(WHAT IS REQUIRED) Identify the lines that contain the word "帝国主义再也不敢轻易做出以武方侵犯新中国的尝试", then copy them.

(DATA FOR PROCESSING)
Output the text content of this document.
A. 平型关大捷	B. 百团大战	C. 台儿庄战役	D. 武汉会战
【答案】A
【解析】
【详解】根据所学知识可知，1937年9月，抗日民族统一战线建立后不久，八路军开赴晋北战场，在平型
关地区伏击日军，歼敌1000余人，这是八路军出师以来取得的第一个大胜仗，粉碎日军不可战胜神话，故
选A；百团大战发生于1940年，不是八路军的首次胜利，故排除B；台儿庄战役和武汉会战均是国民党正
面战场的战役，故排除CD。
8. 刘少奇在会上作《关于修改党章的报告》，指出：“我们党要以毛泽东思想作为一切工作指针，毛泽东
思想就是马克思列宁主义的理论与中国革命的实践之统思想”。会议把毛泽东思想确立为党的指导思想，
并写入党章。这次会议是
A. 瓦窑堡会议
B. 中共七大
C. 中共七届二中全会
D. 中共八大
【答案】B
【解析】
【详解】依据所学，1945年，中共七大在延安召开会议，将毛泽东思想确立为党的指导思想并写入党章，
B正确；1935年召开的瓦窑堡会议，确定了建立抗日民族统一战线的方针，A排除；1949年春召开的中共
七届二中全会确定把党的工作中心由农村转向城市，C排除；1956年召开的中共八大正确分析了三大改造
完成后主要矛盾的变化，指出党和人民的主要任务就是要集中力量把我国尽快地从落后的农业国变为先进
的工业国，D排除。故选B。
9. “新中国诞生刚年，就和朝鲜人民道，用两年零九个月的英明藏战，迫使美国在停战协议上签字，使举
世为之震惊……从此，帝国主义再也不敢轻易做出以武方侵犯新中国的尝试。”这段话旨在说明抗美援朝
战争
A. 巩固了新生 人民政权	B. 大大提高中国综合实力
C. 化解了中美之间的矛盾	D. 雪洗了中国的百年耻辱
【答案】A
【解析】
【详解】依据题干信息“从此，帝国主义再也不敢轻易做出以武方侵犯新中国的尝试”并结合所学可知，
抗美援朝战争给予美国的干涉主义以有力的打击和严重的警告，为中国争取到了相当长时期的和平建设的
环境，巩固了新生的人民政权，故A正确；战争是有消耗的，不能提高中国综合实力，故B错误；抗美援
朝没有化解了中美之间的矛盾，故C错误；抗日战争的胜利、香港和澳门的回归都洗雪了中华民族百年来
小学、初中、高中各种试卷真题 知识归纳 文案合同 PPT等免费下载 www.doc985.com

(CORRECT OUTPUT)
世为之震惊……从此，帝国主义再也不敢轻易做出以武方侵犯新中国的尝试。”这段话旨在说明抗美援朝
【详解】依据题干信息“从此，帝国主义再也不敢轻易做出以武方侵犯新中国的尝试”并结合所学可知，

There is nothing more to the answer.